:: Written problem ::
Reproduce the records below in full and word for word, excluding pictures.

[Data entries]
= = =
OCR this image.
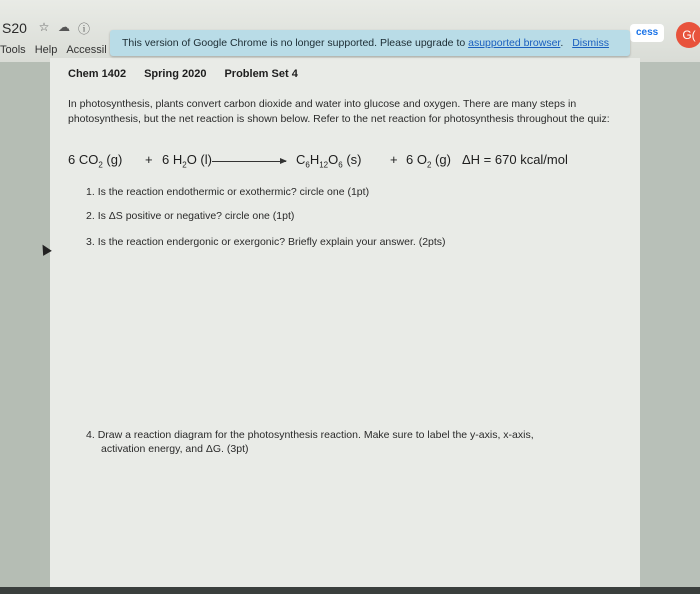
S20 ☆ ☁ ⓘ
Tools Help Accessil
cess	G(
This version of Google Chrome is no longer supported. Please upgrade to asupported browser. Dismiss
Chem 1402 Spring 2020 Problem Set 4
In photosynthesis, plants convert carbon dioxide and water into glucose and oxygen. There are many steps in photosynthesis, but the net reaction is shown below. Refer to the net reaction for photosynthesis throughout the quiz:
6 $CO_2$ (g) + 6 $H_2O$ (l)	$C_6H_{12}O_6$ (s) + 6 $O_2$ (g) ΔH = 670 kcal/mol
1. Is the reaction endothermic or exothermic? circle one (1pt)
2. Is ΔS positive or negative? circle one (1pt)
3. Is the reaction endergonic or exergonic? Briefly explain your answer. (2pts)
4. Draw a reaction diagram for the photosynthesis reaction. Make sure to label the y-axis, x-axis,
activation energy, and ΔG. (3pt)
= = =
:: Answer to this problem ::
OCR this image.
S20 ☆ ☁ ⓘ
Tools Help Accessil
cess	G(
This version of Google Chrome is no longer supported. Please upgrade to asupported browser. Dismiss
Chem 1402 Spring 2020 Problem Set 4
In photosynthesis, plants convert carbon dioxide and water into glucose and oxygen. There are many steps in photosynthesis, but the net reaction is shown below. Refer to the net reaction for photosynthesis throughout the quiz:
6 $CO_2$ (g) + 6 $H_2O$ (l)	$C_6H_{12}O_6$ (s) + 6 $O_2$ (g) ΔH = 670 kcal/mol
1. Is the reaction endothermic or exothermic? circle one (1pt)
2. Is ΔS positive or negative? circle one (1pt)
3. Is the reaction endergonic or exergonic? Briefly explain your answer. (2pts)
4. Draw a reaction diagram for the photosynthesis reaction. Make sure to label the y-axis, x-axis,
activation energy, and ΔG. (3pt)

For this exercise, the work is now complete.